(GOAL): Determine how many lines include the string "Capital". Output that number only.

:: PROVIDED RECORDS ::

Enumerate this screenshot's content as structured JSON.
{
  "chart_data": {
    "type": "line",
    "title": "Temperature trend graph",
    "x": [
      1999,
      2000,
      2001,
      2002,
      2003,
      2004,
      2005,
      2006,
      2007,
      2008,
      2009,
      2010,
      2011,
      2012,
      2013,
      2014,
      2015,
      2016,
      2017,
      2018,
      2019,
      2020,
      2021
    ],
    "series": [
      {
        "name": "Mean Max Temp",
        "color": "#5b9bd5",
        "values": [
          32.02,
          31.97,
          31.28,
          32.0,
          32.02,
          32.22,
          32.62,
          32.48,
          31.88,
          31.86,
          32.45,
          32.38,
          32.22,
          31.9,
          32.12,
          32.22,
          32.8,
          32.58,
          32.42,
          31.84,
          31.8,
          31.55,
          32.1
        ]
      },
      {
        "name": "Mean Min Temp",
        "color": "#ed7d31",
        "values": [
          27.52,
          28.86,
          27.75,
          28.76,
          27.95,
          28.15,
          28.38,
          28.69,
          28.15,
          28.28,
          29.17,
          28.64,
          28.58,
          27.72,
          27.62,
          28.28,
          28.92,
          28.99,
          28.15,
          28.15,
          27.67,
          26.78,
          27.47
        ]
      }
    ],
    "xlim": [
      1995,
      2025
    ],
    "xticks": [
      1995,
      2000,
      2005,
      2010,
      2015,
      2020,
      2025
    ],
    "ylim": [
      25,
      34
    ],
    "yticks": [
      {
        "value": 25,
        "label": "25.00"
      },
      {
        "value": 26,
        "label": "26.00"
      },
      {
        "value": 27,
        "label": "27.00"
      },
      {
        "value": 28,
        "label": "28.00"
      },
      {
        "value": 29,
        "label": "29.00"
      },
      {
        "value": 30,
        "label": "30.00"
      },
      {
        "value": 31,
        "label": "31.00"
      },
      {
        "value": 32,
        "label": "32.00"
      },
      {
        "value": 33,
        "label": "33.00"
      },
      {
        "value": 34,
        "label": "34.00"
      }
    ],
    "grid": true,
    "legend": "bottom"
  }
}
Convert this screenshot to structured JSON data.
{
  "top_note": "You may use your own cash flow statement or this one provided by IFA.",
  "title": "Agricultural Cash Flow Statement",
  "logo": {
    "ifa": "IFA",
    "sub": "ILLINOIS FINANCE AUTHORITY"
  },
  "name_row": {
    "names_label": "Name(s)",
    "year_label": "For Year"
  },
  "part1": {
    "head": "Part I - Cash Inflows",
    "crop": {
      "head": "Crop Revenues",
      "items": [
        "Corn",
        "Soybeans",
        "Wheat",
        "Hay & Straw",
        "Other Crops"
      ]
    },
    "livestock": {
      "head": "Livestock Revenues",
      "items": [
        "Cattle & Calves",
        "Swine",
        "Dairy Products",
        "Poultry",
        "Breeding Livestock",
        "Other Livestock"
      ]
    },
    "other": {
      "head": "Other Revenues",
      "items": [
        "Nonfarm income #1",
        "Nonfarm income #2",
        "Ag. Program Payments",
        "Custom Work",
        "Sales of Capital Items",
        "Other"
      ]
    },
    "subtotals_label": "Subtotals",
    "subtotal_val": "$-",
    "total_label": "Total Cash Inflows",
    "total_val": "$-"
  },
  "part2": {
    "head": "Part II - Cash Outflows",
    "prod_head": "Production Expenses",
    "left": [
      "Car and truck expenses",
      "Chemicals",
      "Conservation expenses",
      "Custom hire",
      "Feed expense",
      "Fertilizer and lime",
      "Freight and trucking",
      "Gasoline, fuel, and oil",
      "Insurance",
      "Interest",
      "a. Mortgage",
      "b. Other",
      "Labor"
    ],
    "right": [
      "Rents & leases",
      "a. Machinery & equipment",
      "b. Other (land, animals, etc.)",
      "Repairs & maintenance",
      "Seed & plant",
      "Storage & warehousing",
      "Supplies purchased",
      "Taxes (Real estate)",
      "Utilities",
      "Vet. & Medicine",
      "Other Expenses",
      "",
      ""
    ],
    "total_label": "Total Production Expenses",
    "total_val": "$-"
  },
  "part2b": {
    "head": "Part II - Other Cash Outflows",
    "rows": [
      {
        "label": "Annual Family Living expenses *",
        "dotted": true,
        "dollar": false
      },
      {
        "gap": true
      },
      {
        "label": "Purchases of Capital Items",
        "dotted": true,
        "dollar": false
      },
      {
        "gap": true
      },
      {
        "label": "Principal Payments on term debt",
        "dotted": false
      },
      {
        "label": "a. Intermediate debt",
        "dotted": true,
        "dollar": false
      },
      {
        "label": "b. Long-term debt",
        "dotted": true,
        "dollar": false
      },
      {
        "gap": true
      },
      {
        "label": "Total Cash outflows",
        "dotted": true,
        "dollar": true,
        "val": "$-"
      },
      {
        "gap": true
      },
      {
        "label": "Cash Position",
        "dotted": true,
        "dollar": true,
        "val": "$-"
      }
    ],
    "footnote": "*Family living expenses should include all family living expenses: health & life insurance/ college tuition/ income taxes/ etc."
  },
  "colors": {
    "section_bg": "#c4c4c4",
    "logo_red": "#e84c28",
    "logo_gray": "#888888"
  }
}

:::

(EXERCISE RESULT): 2